Return the number of lines that include the string "Learning", without any other text.

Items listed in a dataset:

-=-=-

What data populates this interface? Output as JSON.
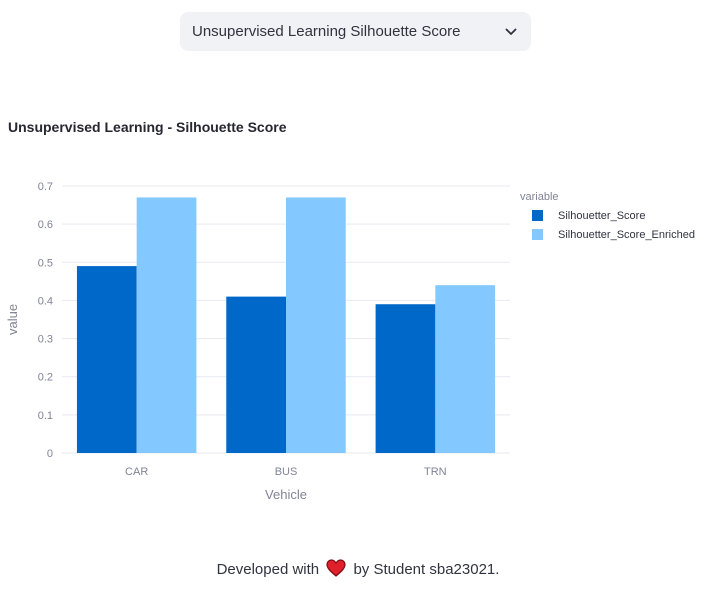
{
  "selector": {
    "value": "Unsupervised Learning Silhouette Score",
    "icon": "chevron-down-icon"
  },
  "chart_data": {
    "type": "bar",
    "title": "Unsupervised Learning - Silhouette Score",
    "xlabel": "Vehicle",
    "ylabel": "value",
    "categories": [
      "CAR",
      "BUS",
      "TRN"
    ],
    "series": [
      {
        "name": "Silhouetter_Score",
        "values": [
          0.49,
          0.41,
          0.39
        ],
        "color": "#0068c9"
      },
      {
        "name": "Silhouetter_Score_Enriched",
        "values": [
          0.67,
          0.67,
          0.44
        ],
        "color": "#83c9ff"
      }
    ],
    "ylim": [
      0,
      0.7
    ],
    "yticks": [
      "0",
      "0.1",
      "0.2",
      "0.3",
      "0.4",
      "0.5",
      "0.6",
      "0.7"
    ],
    "grid": true,
    "legend_title": "variable",
    "legend_position": "top-right"
  },
  "footer": {
    "prefix": "Developed with",
    "icon": "heart-icon",
    "suffix": "by Student sba23021."
  }
}
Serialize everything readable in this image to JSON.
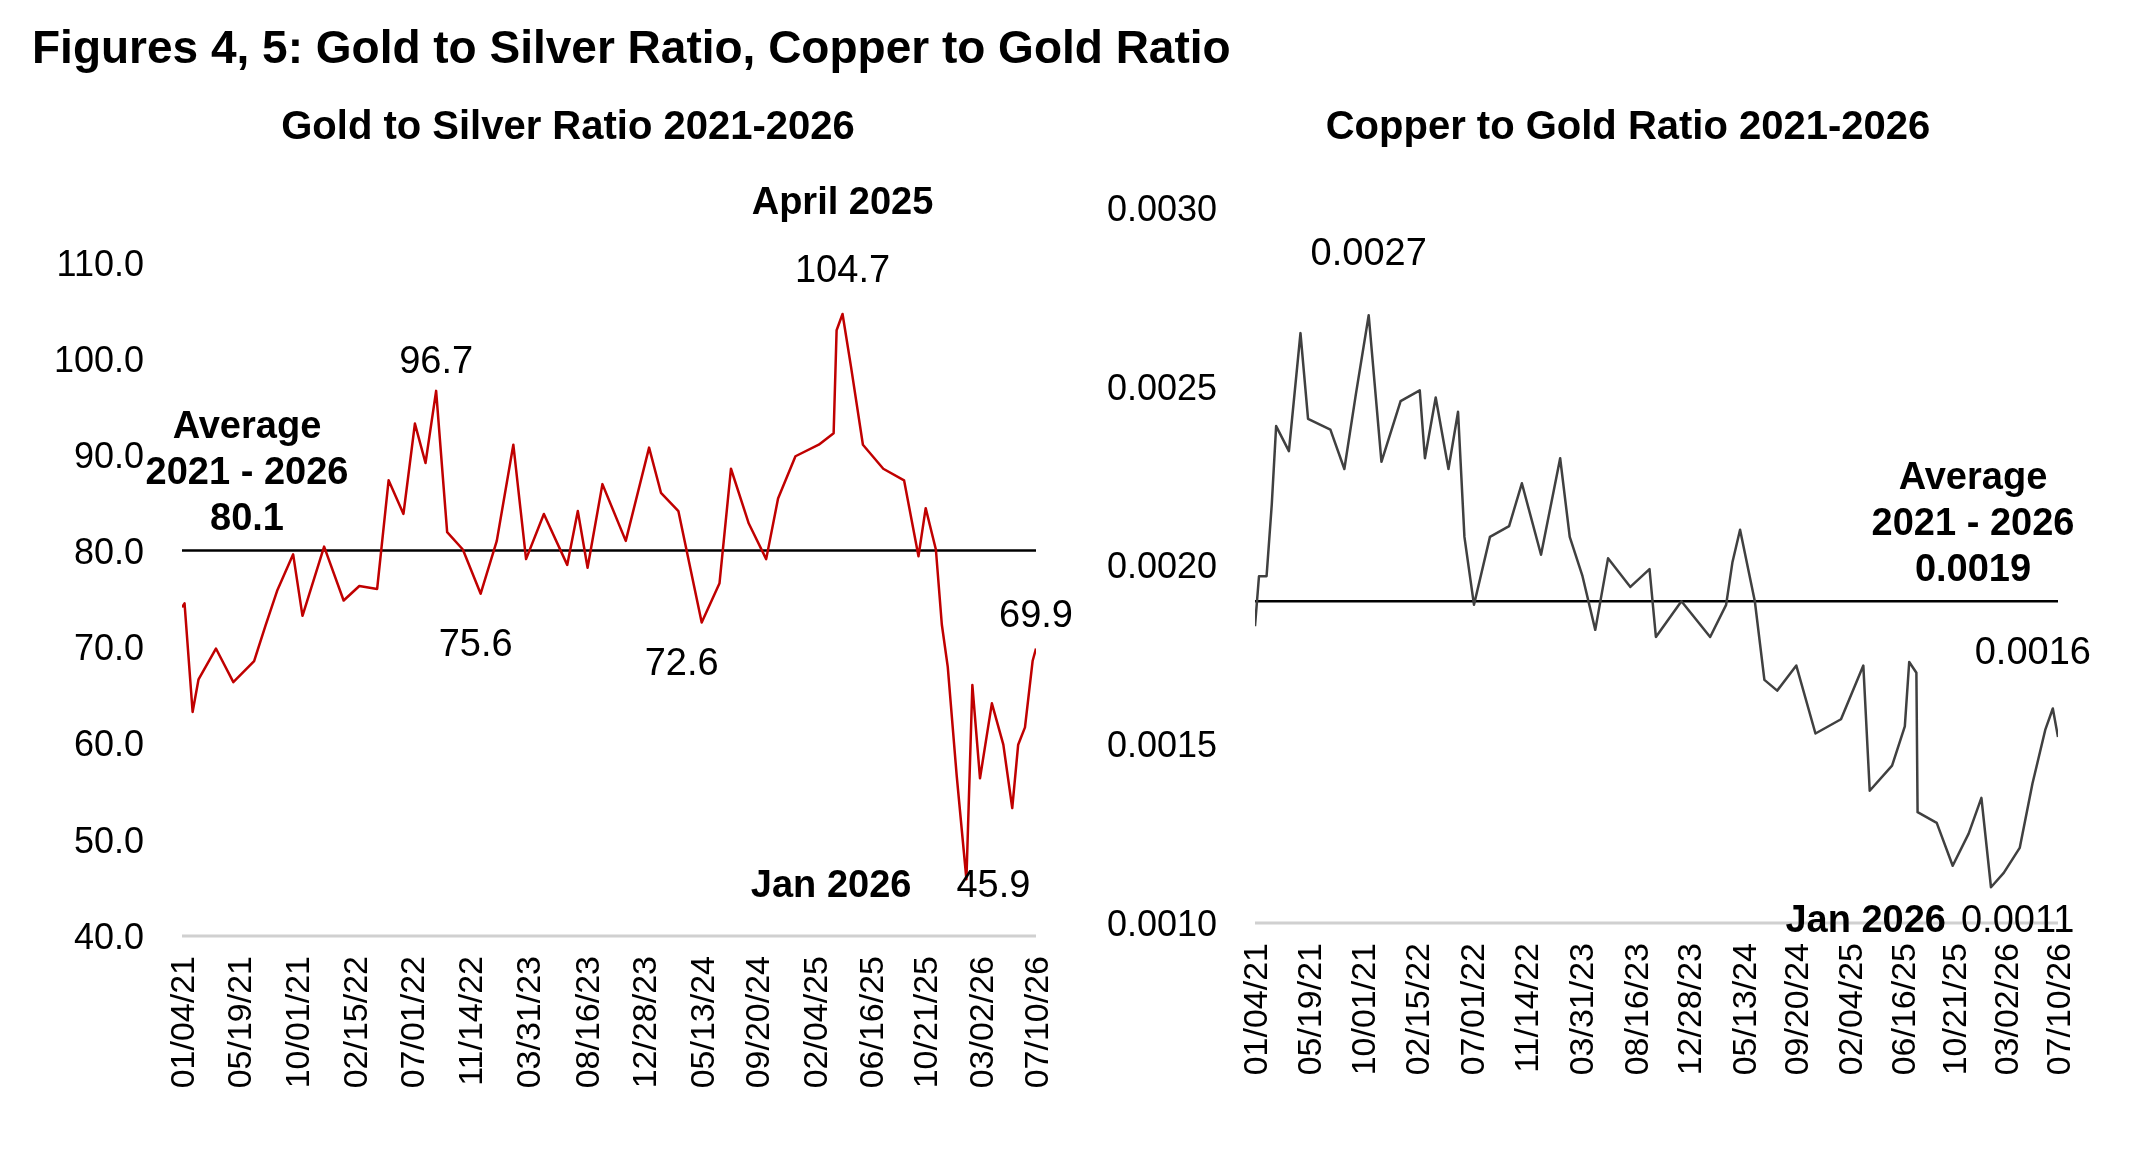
{
  "chart_data": [
    {
      "type": "line",
      "title": "Gold to Silver Ratio 2021-2026",
      "annotations": [
        "Figures 4, 5: Gold to Silver Ratio, Copper to Gold Ratio",
        {
          "text": "96.7",
          "x": "2022-08-26",
          "y": 96.7
        },
        {
          "text": "75.6",
          "x": "2022-12-09",
          "y": 75.6
        },
        {
          "text": "72.6",
          "x": "2024-05-13",
          "y": 72.6
        },
        {
          "text": "April 2025",
          "x": "2025-04-10",
          "y": 104.7
        },
        {
          "text": "104.7",
          "x": "2025-04-10",
          "y": 104.7
        },
        {
          "text": "Jan 2026",
          "x": "2026-01-27",
          "y": 45.9
        },
        {
          "text": "45.9",
          "x": "2026-01-27",
          "y": 45.9
        },
        {
          "text": "69.9",
          "x": "2026-07-10",
          "y": 69.9
        }
      ],
      "x": [
        "2021-01-04",
        "2021-01-10",
        "2021-01-29",
        "2021-02-12",
        "2021-03-25",
        "2021-05-05",
        "2021-06-23",
        "2021-07-20",
        "2021-08-17",
        "2021-09-23",
        "2021-10-15",
        "2021-12-05",
        "2022-01-20",
        "2022-02-26",
        "2022-04-09",
        "2022-05-06",
        "2022-06-10",
        "2022-07-07",
        "2022-08-01",
        "2022-08-26",
        "2022-09-21",
        "2022-10-28",
        "2022-12-09",
        "2023-01-16",
        "2023-02-24",
        "2023-03-26",
        "2023-05-07",
        "2023-07-01",
        "2023-07-26",
        "2023-08-18",
        "2023-09-22",
        "2023-11-16",
        "2024-01-10",
        "2024-02-07",
        "2024-03-19",
        "2024-05-13",
        "2024-06-24",
        "2024-07-21",
        "2024-09-01",
        "2024-10-12",
        "2024-11-09",
        "2024-12-20",
        "2025-02-13",
        "2025-03-20",
        "2025-03-27",
        "2025-04-10",
        "2025-04-30",
        "2025-05-28",
        "2025-07-15",
        "2025-09-02",
        "2025-10-06",
        "2025-10-23",
        "2025-11-16",
        "2025-11-30",
        "2025-12-14",
        "2026-01-04",
        "2026-01-27",
        "2026-02-10",
        "2026-02-28",
        "2026-03-28",
        "2026-04-24",
        "2026-05-15",
        "2026-05-29",
        "2026-06-14",
        "2026-07-02",
        "2026-07-10"
      ],
      "series": [
        {
          "color": "#c00000",
          "values": [
            74.2,
            74.6,
            63.3,
            66.7,
            69.9,
            66.4,
            68.6,
            72.3,
            76,
            79.7,
            73.3,
            80.5,
            74.9,
            76.4,
            76.1,
            87.4,
            83.9,
            93.3,
            89.2,
            96.7,
            82,
            80.2,
            75.6,
            81.1,
            91.1,
            79.2,
            83.9,
            78.6,
            84.2,
            78.3,
            87,
            81.1,
            90.8,
            86.1,
            84.2,
            72.6,
            76.7,
            88.6,
            82.9,
            79.2,
            85.5,
            89.9,
            91.1,
            92.3,
            103,
            104.7,
            99.2,
            91.1,
            88.6,
            87.4,
            79.5,
            84.5,
            80.2,
            72.4,
            68,
            56.7,
            45.9,
            66.1,
            56.4,
            64.2,
            59.9,
            53.3,
            59.9,
            61.7,
            68.6,
            69.9
          ]
        }
      ],
      "xlim": [
        "2021-01-04",
        "2026-07-10"
      ],
      "xticks": [
        {
          "value": "2021-01-04",
          "label": "01/04/21"
        },
        {
          "value": "2021-05-19",
          "label": "05/19/21"
        },
        {
          "value": "2021-10-01",
          "label": "10/01/21"
        },
        {
          "value": "2022-02-15",
          "label": "02/15/22"
        },
        {
          "value": "2022-07-01",
          "label": "07/01/22"
        },
        {
          "value": "2022-11-14",
          "label": "11/14/22"
        },
        {
          "value": "2023-03-31",
          "label": "03/31/23"
        },
        {
          "value": "2023-08-16",
          "label": "08/16/23"
        },
        {
          "value": "2023-12-28",
          "label": "12/28/23"
        },
        {
          "value": "2024-05-13",
          "label": "05/13/24"
        },
        {
          "value": "2024-09-20",
          "label": "09/20/24"
        },
        {
          "value": "2025-02-04",
          "label": "02/04/25"
        },
        {
          "value": "2025-06-16",
          "label": "06/16/25"
        },
        {
          "value": "2025-10-21",
          "label": "10/21/25"
        },
        {
          "value": "2026-03-02",
          "label": "03/02/26"
        },
        {
          "value": "2026-07-10",
          "label": "07/10/26"
        }
      ],
      "ylim": [
        40,
        110
      ],
      "yticks": [
        {
          "value": 40,
          "label": "40.0"
        },
        {
          "value": 50,
          "label": "50.0"
        },
        {
          "value": 60,
          "label": "60.0"
        },
        {
          "value": 70,
          "label": "70.0"
        },
        {
          "value": 80,
          "label": "80.0"
        },
        {
          "value": 90,
          "label": "90.0"
        },
        {
          "value": 100,
          "label": "100.0"
        },
        {
          "value": 110,
          "label": "110.0"
        }
      ],
      "ref_lines": [
        {
          "axis": "y",
          "value": 80.1,
          "label": "Average\n2021 - 2026\n80.1",
          "color": "#000000"
        }
      ]
    },
    {
      "type": "line",
      "title": "Copper to Gold Ratio 2021-2026",
      "annotations": [
        {
          "text": "0.0027",
          "x": "2021-10-16",
          "y": 0.0027
        },
        {
          "text": "Jan 2026",
          "x": "2026-01-23",
          "y": 0.0011
        },
        {
          "text": "0.0011",
          "x": "2026-01-23",
          "y": 0.0011
        },
        {
          "text": "0.0016",
          "x": "2026-06-27",
          "y": 0.0016
        }
      ],
      "x": [
        "2021-01-04",
        "2021-01-14",
        "2021-02-02",
        "2021-02-15",
        "2021-02-26",
        "2021-03-30",
        "2021-04-28",
        "2021-05-17",
        "2021-07-12",
        "2021-08-16",
        "2021-09-14",
        "2021-10-16",
        "2021-11-17",
        "2022-01-04",
        "2022-02-21",
        "2022-03-06",
        "2022-04-02",
        "2022-05-04",
        "2022-05-28",
        "2022-06-13",
        "2022-07-07",
        "2022-08-16",
        "2022-10-03",
        "2022-11-04",
        "2022-12-22",
        "2023-01-23",
        "2023-02-08",
        "2023-03-04",
        "2023-04-05",
        "2023-05-07",
        "2023-06-08",
        "2023-08-03",
        "2023-09-20",
        "2023-10-06",
        "2023-12-09",
        "2024-02-19",
        "2024-03-30",
        "2024-04-15",
        "2024-05-04",
        "2024-06-10",
        "2024-07-04",
        "2024-08-05",
        "2024-09-22",
        "2024-11-09",
        "2025-01-12",
        "2025-03-09",
        "2025-03-25",
        "2025-05-20",
        "2025-06-21",
        "2025-07-02",
        "2025-07-20",
        "2025-07-23",
        "2025-09-09",
        "2025-10-19",
        "2025-11-28",
        "2025-12-30",
        "2026-01-23",
        "2026-02-24",
        "2026-04-05",
        "2026-05-07",
        "2026-06-08",
        "2026-06-27",
        "2026-07-10"
      ],
      "series": [
        {
          "color": "#404040",
          "values": [
            0.00183,
            0.00197,
            0.00197,
            0.00217,
            0.00239,
            0.00232,
            0.00265,
            0.00241,
            0.00238,
            0.00227,
            0.00248,
            0.0027,
            0.00229,
            0.00246,
            0.00249,
            0.0023,
            0.00247,
            0.00227,
            0.00243,
            0.00208,
            0.00189,
            0.00208,
            0.00211,
            0.00223,
            0.00203,
            0.00221,
            0.0023,
            0.00208,
            0.00197,
            0.00182,
            0.00202,
            0.00194,
            0.00199,
            0.0018,
            0.0019,
            0.0018,
            0.00189,
            0.00201,
            0.0021,
            0.0019,
            0.00168,
            0.00165,
            0.00172,
            0.00153,
            0.00157,
            0.00172,
            0.00137,
            0.00144,
            0.00155,
            0.00173,
            0.0017,
            0.00131,
            0.00128,
            0.00116,
            0.00125,
            0.00135,
            0.0011,
            0.00114,
            0.00121,
            0.00139,
            0.00154,
            0.0016,
            0.00152
          ]
        }
      ],
      "xlim": [
        "2021-01-04",
        "2026-07-10"
      ],
      "xticks": [
        {
          "value": "2021-01-04",
          "label": "01/04/21"
        },
        {
          "value": "2021-05-19",
          "label": "05/19/21"
        },
        {
          "value": "2021-10-01",
          "label": "10/01/21"
        },
        {
          "value": "2022-02-15",
          "label": "02/15/22"
        },
        {
          "value": "2022-07-01",
          "label": "07/01/22"
        },
        {
          "value": "2022-11-14",
          "label": "11/14/22"
        },
        {
          "value": "2023-03-31",
          "label": "03/31/23"
        },
        {
          "value": "2023-08-16",
          "label": "08/16/23"
        },
        {
          "value": "2023-12-28",
          "label": "12/28/23"
        },
        {
          "value": "2024-05-13",
          "label": "05/13/24"
        },
        {
          "value": "2024-09-20",
          "label": "09/20/24"
        },
        {
          "value": "2025-02-04",
          "label": "02/04/25"
        },
        {
          "value": "2025-06-16",
          "label": "06/16/25"
        },
        {
          "value": "2025-10-21",
          "label": "10/21/25"
        },
        {
          "value": "2026-03-02",
          "label": "03/02/26"
        },
        {
          "value": "2026-07-10",
          "label": "07/10/26"
        }
      ],
      "ylim": [
        0.001,
        0.003
      ],
      "yticks": [
        {
          "value": 0.001,
          "label": "0.0010"
        },
        {
          "value": 0.0015,
          "label": "0.0015"
        },
        {
          "value": 0.002,
          "label": "0.0020"
        },
        {
          "value": 0.0025,
          "label": "0.0025"
        },
        {
          "value": 0.003,
          "label": "0.0030"
        }
      ],
      "ref_lines": [
        {
          "axis": "y",
          "value": 0.0019,
          "label": "Average\n2021 - 2026\n0.0019",
          "color": "#000000"
        }
      ]
    }
  ]
}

-=-=-

Complete response:
2